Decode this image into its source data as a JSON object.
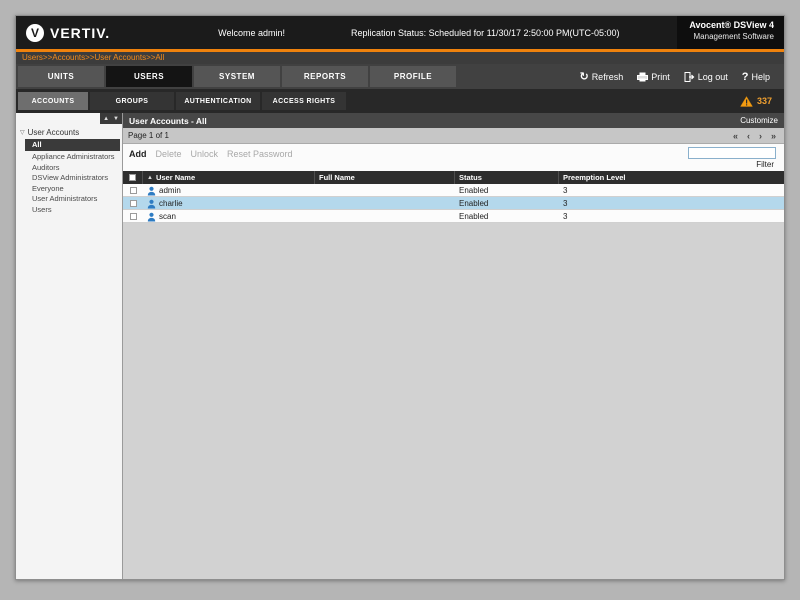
{
  "header": {
    "logo_text": "VERTIV.",
    "logo_letter": "V",
    "welcome": "Welcome admin!",
    "replication_status": "Replication Status: Scheduled for 11/30/17 2:50:00 PM(UTC-05:00)",
    "product_line1": "Avocent® DSView 4",
    "product_line2": "Management Software"
  },
  "breadcrumb": "Users>>Accounts>>User Accounts>>All",
  "top_tabs": [
    {
      "label": "UNITS"
    },
    {
      "label": "USERS"
    },
    {
      "label": "SYSTEM"
    },
    {
      "label": "REPORTS"
    },
    {
      "label": "PROFILE"
    }
  ],
  "top_actions": [
    {
      "label": "Refresh"
    },
    {
      "label": "Print"
    },
    {
      "label": "Log out"
    },
    {
      "label": "Help"
    }
  ],
  "sub_tabs": [
    {
      "label": "ACCOUNTS"
    },
    {
      "label": "GROUPS"
    },
    {
      "label": "AUTHENTICATION"
    },
    {
      "label": "ACCESS RIGHTS"
    }
  ],
  "alert_count": "337",
  "icons": {
    "refresh": "↻",
    "help": "?",
    "first_page": "«",
    "prev_page": "‹",
    "next_page": "›",
    "last_page": "»",
    "sort_asc": "▲",
    "scroll_up": "▲",
    "scroll_down": "▼",
    "tree_expander": "▽"
  },
  "sidebar": {
    "root": "User Accounts",
    "items": [
      {
        "label": "All",
        "selected": true
      },
      {
        "label": "Appliance Administrators"
      },
      {
        "label": "Auditors"
      },
      {
        "label": "DSView Administrators"
      },
      {
        "label": "Everyone"
      },
      {
        "label": "User Administrators"
      },
      {
        "label": "Users"
      }
    ]
  },
  "main": {
    "title": "User Accounts - All",
    "customize": "Customize",
    "page_info": "Page 1 of 1",
    "actions": [
      "Add",
      "Delete",
      "Unlock",
      "Reset Password"
    ],
    "filter_label": "Filter",
    "table": {
      "columns": [
        "User Name",
        "Full Name",
        "Status",
        "Preemption Level"
      ],
      "rows": [
        {
          "user": "admin",
          "full_name": "",
          "status": "Enabled",
          "level": "3"
        },
        {
          "user": "charlie",
          "full_name": "",
          "status": "Enabled",
          "level": "3"
        },
        {
          "user": "scan",
          "full_name": "",
          "status": "Enabled",
          "level": "3"
        }
      ]
    }
  }
}
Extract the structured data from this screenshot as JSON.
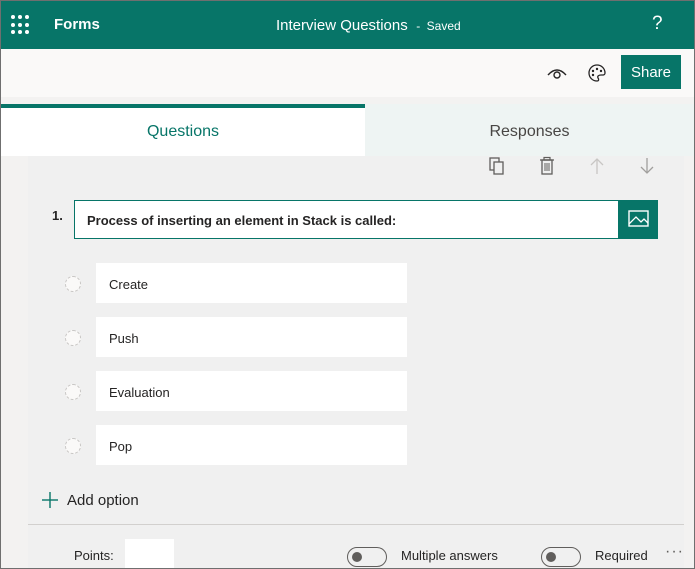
{
  "header": {
    "app_name": "Forms",
    "title": "Interview Questions",
    "separator": "-",
    "status": "Saved",
    "help_label": "?"
  },
  "toolbar": {
    "preview_icon": "eye-icon",
    "theme_icon": "palette-icon",
    "share_label": "Share"
  },
  "tabs": [
    {
      "label": "Questions",
      "active": true
    },
    {
      "label": "Responses",
      "active": false
    }
  ],
  "question": {
    "number": "1.",
    "text": "Process of inserting an element in Stack is called:",
    "actions": [
      "copy-icon",
      "delete-icon",
      "move-up-icon",
      "move-down-icon"
    ],
    "options": [
      {
        "label": "Create"
      },
      {
        "label": "Push"
      },
      {
        "label": "Evaluation"
      },
      {
        "label": "Pop"
      }
    ],
    "add_option_label": "Add option",
    "points_label": "Points:",
    "points_value": "",
    "multiple_answers_label": "Multiple answers",
    "multiple_answers_on": false,
    "required_label": "Required",
    "required_on": false,
    "more_label": "···"
  },
  "colors": {
    "brand": "#077568",
    "tab_inactive_bg": "#eef4f3"
  }
}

BRIEF: Transcribe the records above verbatim. Do not carry over any picture.

REPLY TO THE TASK:
Decode this image into its source data as a JSON object.
{
  "header": {
    "logo_text": "VERTIV.",
    "logo_letter": "V",
    "welcome": "Welcome admin!",
    "replication_status": "Replication Status: Scheduled for 11/30/17 2:50:00 PM(UTC-05:00)",
    "product_line1": "Avocent® DSView 4",
    "product_line2": "Management Software"
  },
  "breadcrumb": "Users>>Accounts>>User Accounts>>All",
  "top_tabs": [
    {
      "label": "UNITS"
    },
    {
      "label": "USERS"
    },
    {
      "label": "SYSTEM"
    },
    {
      "label": "REPORTS"
    },
    {
      "label": "PROFILE"
    }
  ],
  "top_actions": [
    {
      "label": "Refresh"
    },
    {
      "label": "Print"
    },
    {
      "label": "Log out"
    },
    {
      "label": "Help"
    }
  ],
  "sub_tabs": [
    {
      "label": "ACCOUNTS"
    },
    {
      "label": "GROUPS"
    },
    {
      "label": "AUTHENTICATION"
    },
    {
      "label": "ACCESS RIGHTS"
    }
  ],
  "alert_count": "337",
  "icons": {
    "refresh": "↻",
    "help": "?",
    "first_page": "«",
    "prev_page": "‹",
    "next_page": "›",
    "last_page": "»",
    "sort_asc": "▲",
    "scroll_up": "▲",
    "scroll_down": "▼",
    "tree_expander": "▽"
  },
  "sidebar": {
    "root": "User Accounts",
    "items": [
      {
        "label": "All",
        "selected": true
      },
      {
        "label": "Appliance Administrators"
      },
      {
        "label": "Auditors"
      },
      {
        "label": "DSView Administrators"
      },
      {
        "label": "Everyone"
      },
      {
        "label": "User Administrators"
      },
      {
        "label": "Users"
      }
    ]
  },
  "main": {
    "title": "User Accounts - All",
    "customize": "Customize",
    "page_info": "Page 1 of 1",
    "actions": [
      "Add",
      "Delete",
      "Unlock",
      "Reset Password"
    ],
    "filter_label": "Filter",
    "table": {
      "columns": [
        "User Name",
        "Full Name",
        "Status",
        "Preemption Level"
      ],
      "rows": [
        {
          "user": "admin",
          "full_name": "",
          "status": "Enabled",
          "level": "3"
        },
        {
          "user": "charlie",
          "full_name": "",
          "status": "Enabled",
          "level": "3"
        },
        {
          "user": "scan",
          "full_name": "",
          "status": "Enabled",
          "level": "3"
        }
      ]
    }
  }
}
Extract the structured data from this screenshot as JSON.
{
  "header": {
    "app_name": "Forms",
    "title": "Interview Questions",
    "separator": "-",
    "status": "Saved",
    "help_label": "?"
  },
  "toolbar": {
    "preview_icon": "eye-icon",
    "theme_icon": "palette-icon",
    "share_label": "Share"
  },
  "tabs": [
    {
      "label": "Questions",
      "active": true
    },
    {
      "label": "Responses",
      "active": false
    }
  ],
  "question": {
    "number": "1.",
    "text": "Process of inserting an element in Stack is called:",
    "actions": [
      "copy-icon",
      "delete-icon",
      "move-up-icon",
      "move-down-icon"
    ],
    "options": [
      {
        "label": "Create"
      },
      {
        "label": "Push"
      },
      {
        "label": "Evaluation"
      },
      {
        "label": "Pop"
      }
    ],
    "add_option_label": "Add option",
    "points_label": "Points:",
    "points_value": "",
    "multiple_answers_label": "Multiple answers",
    "multiple_answers_on": false,
    "required_label": "Required",
    "required_on": false,
    "more_label": "···"
  },
  "colors": {
    "brand": "#077568",
    "tab_inactive_bg": "#eef4f3"
  }
}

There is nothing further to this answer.